What you are asked to do: Reproduce the listing from the line with "y-tick-label: 70 [18,97,32,112]" to the line with "bar [510,337,537,589]", substituting "bar-cap" for every occurrence of "bar-top" and leaving all else unaltered.

Data for this task:

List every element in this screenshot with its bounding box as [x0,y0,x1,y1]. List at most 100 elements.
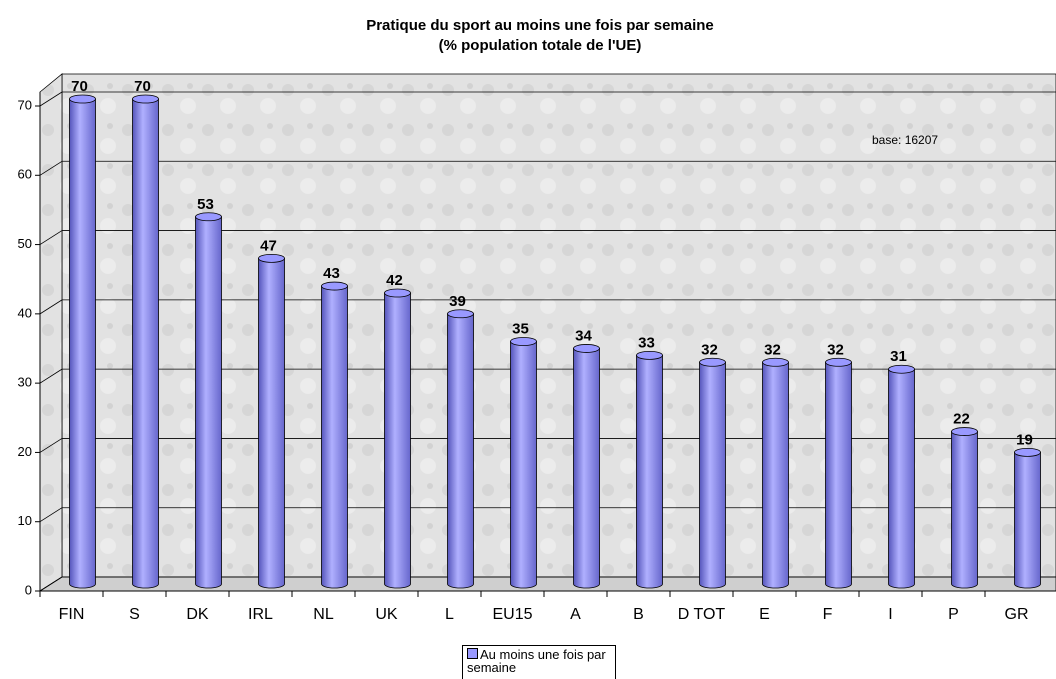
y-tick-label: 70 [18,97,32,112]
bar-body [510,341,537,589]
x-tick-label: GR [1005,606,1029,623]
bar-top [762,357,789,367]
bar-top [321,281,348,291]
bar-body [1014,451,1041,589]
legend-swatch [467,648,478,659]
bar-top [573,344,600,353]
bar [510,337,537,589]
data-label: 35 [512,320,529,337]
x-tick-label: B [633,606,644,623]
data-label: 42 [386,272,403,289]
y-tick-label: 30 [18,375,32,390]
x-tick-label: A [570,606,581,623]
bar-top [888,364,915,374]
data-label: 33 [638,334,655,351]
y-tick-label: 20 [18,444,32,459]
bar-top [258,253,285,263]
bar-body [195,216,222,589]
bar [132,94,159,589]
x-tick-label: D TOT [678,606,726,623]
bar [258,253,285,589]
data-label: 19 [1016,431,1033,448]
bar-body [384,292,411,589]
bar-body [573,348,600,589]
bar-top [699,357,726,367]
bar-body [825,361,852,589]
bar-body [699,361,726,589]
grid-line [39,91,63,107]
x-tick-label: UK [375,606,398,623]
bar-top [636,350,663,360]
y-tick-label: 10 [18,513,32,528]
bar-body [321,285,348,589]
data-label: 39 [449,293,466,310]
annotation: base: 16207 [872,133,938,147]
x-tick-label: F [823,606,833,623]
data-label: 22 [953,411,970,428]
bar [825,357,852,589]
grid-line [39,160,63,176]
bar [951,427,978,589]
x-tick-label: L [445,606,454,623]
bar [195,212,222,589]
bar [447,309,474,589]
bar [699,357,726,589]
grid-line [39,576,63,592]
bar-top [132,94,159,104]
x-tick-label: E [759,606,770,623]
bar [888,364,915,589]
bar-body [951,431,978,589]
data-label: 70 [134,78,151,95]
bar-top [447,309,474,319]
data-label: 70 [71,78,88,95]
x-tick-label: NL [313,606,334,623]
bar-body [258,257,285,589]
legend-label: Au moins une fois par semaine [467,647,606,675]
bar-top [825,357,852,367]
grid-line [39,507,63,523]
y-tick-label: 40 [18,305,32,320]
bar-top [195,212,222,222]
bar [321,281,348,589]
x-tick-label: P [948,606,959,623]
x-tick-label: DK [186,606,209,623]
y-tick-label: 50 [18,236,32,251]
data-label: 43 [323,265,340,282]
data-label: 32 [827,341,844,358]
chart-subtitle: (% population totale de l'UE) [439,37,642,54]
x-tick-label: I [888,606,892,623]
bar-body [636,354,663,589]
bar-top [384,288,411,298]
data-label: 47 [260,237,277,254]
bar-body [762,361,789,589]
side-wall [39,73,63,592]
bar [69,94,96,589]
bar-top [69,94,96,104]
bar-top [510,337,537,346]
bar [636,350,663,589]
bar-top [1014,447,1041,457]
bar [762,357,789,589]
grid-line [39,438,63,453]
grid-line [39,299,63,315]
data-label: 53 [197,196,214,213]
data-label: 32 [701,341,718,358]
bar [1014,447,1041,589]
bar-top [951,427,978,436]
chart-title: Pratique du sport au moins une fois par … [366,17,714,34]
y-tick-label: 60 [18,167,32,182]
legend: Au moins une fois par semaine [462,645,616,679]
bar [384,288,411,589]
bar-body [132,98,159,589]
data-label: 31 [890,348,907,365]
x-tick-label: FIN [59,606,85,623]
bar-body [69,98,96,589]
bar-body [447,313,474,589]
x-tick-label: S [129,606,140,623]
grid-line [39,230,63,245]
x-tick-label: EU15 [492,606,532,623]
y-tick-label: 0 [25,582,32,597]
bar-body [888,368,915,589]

Result:
y-tick-label: 70 [18,97,32,112]
bar-body [510,341,537,589]
x-tick-label: GR [1005,606,1029,623]
bar-cap [762,357,789,367]
bar-cap [321,281,348,291]
bar-body [1014,451,1041,589]
legend-swatch [467,648,478,659]
bar-cap [573,344,600,353]
bar [510,337,537,589]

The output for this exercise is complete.